● MATERIAL PROVIDED:
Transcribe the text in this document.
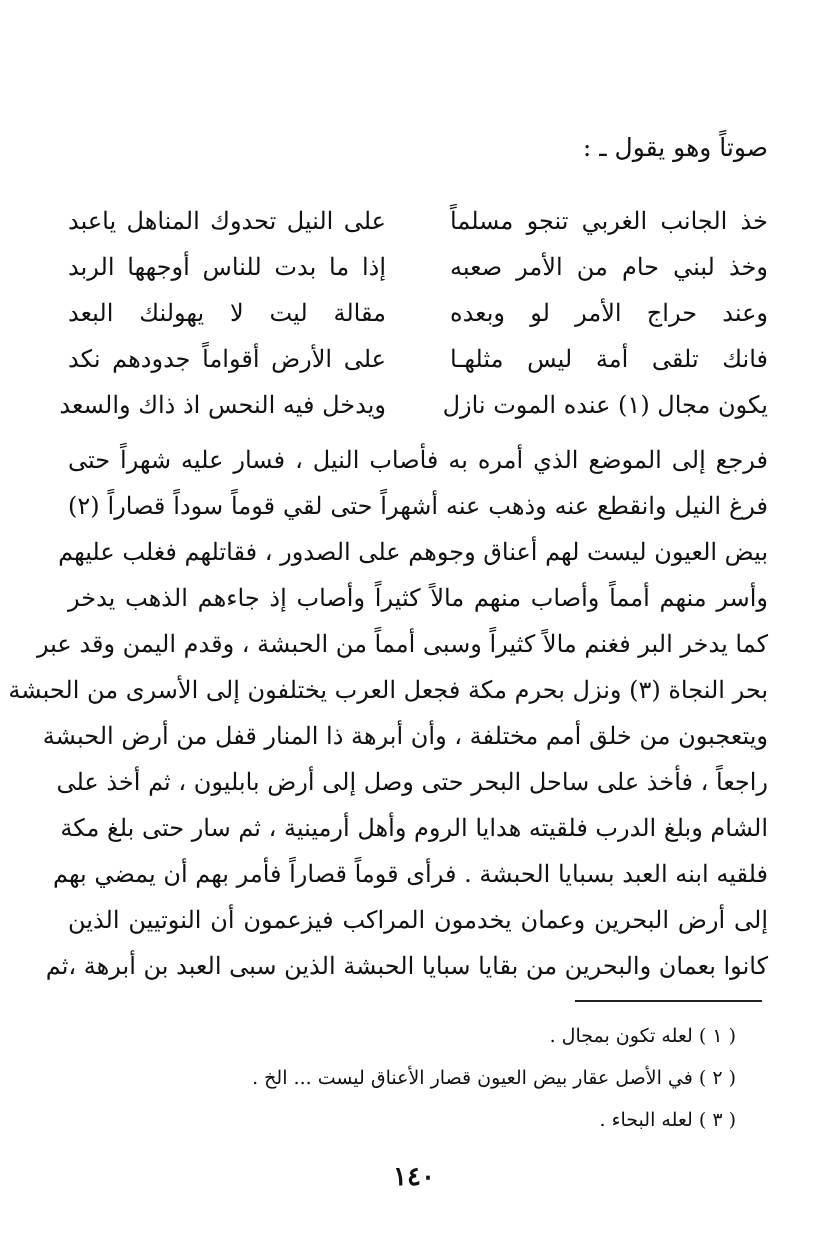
صوتاً وهو يقول ـ :
خذ الجانب الغربي تنجو مسلماً
على النيل تحدوك المناهل ياعبد
وخذ لبني حام من الأمر صعبه
إذا ما بدت للناس أوجهها الربد
وعند حراج الأمر لو وبعده
مقالة ليت لا يهولنك البعد
فانك تلقى أمة ليس مثلهـا
على الأرض أقواماً جدودهم نكد
يكون مجال (١) عنده الموت نازل
ويدخل فيه النحس اذ ذاك والسعد
فرجع إلى الموضع الذي أمره به فأصاب النيل ، فسار عليه شهراً حتى
فرغ النيل وانقطع عنه وذهب عنه أشهراً حتى لقي قوماً سوداً قصاراً (٢)
بيض العيون ليست لهم أعناق وجوهم على الصدور ، فقاتلهم فغلب عليهم
وأسر منهم أمماً وأصاب منهم مالاً كثيراً وأصاب إذ جاءهم الذهب يدخر
كما يدخر البر فغنم مالاً كثيراً وسبى أمماً من الحبشة ، وقدم اليمن وقد عبر
بحر النجاة (٣) ونزل بحرم مكة فجعل العرب يختلفون إلى الأسرى من الحبشة
ويتعجبون من خلق أمم مختلفة ، وأن أبرهة ذا المنار قفل من أرض الحبشة
راجعاً ، فأخذ على ساحل البحر حتى وصل إلى أرض بابليون ، ثم أخذ على
الشام وبلغ الدرب فلقيته هدايا الروم وأهل أرمينية ، ثم سار حتى بلغ مكة
فلقيه ابنه العبد بسبايا الحبشة . فرأى قوماً قصاراً فأمر بهم أن يمضي بهم
إلى أرض البحرين وعمان يخدمون المراكب فيزعمون أن النوتيين الذين
كانوا بعمان والبحرين من بقايا سبايا الحبشة الذين سبى العبد بن أبرهة ،ثم
( ١ ) لعله تكون بمجال .
( ٢ ) في الأصل عقار بيض العيون قصار الأعناق ليست ... الخ .
( ٣ ) لعله البحاء .
١٤٠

● EXERCISE INSTRUCTIONS: Report only the count of lines that include the string "الأمر".

● EXPECTED ANSWER: 2